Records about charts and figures
+++

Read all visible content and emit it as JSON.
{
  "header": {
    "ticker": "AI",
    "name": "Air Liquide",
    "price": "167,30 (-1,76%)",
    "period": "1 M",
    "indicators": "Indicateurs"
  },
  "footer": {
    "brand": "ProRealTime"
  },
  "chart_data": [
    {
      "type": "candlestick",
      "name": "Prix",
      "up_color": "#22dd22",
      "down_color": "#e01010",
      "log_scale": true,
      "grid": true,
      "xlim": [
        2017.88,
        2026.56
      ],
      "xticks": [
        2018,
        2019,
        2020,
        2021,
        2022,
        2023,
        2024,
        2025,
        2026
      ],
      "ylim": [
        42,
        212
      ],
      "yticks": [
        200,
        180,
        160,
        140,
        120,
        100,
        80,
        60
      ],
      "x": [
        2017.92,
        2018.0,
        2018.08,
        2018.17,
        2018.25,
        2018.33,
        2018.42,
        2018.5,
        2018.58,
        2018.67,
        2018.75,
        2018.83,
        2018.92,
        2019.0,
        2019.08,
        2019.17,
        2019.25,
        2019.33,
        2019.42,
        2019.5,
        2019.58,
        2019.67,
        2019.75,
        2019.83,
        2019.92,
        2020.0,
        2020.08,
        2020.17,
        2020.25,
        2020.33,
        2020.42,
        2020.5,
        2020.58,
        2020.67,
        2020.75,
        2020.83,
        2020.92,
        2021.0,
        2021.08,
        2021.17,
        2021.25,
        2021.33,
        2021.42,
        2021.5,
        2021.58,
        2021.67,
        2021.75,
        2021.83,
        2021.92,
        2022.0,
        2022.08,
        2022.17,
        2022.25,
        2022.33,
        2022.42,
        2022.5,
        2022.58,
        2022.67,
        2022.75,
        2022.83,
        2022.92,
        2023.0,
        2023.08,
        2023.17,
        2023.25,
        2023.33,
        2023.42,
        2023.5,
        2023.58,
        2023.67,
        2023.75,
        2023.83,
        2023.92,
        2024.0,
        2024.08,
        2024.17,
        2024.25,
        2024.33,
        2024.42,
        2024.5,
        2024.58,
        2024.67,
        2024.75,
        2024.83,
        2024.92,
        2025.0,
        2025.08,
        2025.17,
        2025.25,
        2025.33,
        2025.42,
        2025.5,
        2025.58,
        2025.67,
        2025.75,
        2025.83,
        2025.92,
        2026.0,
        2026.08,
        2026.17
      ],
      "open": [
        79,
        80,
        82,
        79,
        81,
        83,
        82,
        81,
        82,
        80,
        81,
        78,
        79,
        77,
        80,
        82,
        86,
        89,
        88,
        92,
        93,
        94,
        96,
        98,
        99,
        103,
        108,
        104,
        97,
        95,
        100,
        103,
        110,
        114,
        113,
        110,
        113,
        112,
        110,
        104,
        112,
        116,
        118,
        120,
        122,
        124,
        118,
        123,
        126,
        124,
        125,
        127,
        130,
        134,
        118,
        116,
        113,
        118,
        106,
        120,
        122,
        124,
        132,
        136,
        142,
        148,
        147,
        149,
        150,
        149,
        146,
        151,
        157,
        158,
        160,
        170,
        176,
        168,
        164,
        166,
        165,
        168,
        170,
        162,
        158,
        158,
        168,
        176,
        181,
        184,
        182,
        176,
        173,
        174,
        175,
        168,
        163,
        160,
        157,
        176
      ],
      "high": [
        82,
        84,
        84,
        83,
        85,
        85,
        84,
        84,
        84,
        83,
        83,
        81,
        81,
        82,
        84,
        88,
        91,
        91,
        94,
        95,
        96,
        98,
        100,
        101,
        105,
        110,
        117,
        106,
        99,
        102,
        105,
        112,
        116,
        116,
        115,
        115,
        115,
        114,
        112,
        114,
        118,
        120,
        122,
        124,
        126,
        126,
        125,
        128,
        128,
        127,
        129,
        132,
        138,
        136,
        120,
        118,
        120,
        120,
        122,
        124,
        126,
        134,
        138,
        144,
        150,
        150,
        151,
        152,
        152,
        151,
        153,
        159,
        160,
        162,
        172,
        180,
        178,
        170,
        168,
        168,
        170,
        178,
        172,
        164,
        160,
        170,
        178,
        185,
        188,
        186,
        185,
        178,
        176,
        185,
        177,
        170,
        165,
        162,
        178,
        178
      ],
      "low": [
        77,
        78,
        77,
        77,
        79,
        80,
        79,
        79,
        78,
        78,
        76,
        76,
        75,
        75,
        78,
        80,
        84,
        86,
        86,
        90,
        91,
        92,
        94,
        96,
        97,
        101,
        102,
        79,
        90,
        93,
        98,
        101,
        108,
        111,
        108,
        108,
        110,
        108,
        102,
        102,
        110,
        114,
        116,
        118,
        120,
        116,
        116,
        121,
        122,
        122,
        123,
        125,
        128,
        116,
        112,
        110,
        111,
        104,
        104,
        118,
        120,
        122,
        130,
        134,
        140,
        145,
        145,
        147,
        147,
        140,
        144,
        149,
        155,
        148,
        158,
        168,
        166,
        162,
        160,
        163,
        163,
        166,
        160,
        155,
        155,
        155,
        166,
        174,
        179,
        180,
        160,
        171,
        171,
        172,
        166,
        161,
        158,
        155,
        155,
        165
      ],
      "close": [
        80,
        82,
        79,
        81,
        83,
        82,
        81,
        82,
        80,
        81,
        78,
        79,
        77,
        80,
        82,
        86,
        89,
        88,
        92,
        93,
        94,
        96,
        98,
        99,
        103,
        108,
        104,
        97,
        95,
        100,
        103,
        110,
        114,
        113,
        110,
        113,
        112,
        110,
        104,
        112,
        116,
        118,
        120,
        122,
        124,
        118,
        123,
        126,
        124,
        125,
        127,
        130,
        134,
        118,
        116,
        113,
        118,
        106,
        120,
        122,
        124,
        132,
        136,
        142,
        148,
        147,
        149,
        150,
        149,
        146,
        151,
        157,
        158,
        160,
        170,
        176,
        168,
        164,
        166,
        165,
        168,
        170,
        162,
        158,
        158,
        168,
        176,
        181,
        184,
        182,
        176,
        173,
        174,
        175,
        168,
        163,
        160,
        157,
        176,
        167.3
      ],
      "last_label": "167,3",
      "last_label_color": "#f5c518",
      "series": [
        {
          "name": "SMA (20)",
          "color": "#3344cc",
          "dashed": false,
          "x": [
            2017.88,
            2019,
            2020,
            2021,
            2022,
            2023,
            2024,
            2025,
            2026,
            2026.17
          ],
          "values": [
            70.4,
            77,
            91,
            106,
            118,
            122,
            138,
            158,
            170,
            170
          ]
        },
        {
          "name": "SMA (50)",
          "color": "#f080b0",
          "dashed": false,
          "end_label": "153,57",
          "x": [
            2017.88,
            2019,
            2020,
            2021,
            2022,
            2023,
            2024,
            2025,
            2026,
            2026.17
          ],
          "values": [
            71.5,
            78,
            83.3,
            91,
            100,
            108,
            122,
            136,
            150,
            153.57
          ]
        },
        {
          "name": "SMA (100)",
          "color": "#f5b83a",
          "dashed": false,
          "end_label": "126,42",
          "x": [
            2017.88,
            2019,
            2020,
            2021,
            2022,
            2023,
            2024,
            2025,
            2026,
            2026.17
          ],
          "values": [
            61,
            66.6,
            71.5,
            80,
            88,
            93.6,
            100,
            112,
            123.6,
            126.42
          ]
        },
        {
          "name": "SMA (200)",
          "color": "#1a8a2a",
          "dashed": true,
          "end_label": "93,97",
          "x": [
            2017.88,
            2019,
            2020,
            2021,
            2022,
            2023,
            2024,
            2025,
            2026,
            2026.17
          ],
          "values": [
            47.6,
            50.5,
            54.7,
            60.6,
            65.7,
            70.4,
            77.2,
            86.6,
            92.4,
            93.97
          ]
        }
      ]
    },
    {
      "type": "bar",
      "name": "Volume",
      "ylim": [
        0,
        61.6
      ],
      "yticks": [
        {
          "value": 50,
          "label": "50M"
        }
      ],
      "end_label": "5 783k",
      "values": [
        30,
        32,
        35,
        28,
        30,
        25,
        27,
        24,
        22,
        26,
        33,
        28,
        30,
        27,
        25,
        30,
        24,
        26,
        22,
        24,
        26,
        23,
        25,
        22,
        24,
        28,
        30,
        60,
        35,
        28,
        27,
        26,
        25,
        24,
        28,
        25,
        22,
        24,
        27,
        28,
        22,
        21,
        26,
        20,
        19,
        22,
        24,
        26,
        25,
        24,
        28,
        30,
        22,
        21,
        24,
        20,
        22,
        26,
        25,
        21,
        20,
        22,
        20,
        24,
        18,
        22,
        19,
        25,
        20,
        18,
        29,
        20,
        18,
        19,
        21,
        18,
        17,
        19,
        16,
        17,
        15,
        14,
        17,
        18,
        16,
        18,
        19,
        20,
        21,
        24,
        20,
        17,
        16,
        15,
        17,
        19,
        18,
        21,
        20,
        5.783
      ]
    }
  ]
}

+++

Take each line of the material that contains the word "name" and list it.

## [Result for this exercise]
    "name": "Air Liquide",
      "name": "Prix",
          "name": "SMA (20)",
          "name": "SMA (50)",
          "name": "SMA (100)",
          "name": "SMA (200)",
      "name": "Volume",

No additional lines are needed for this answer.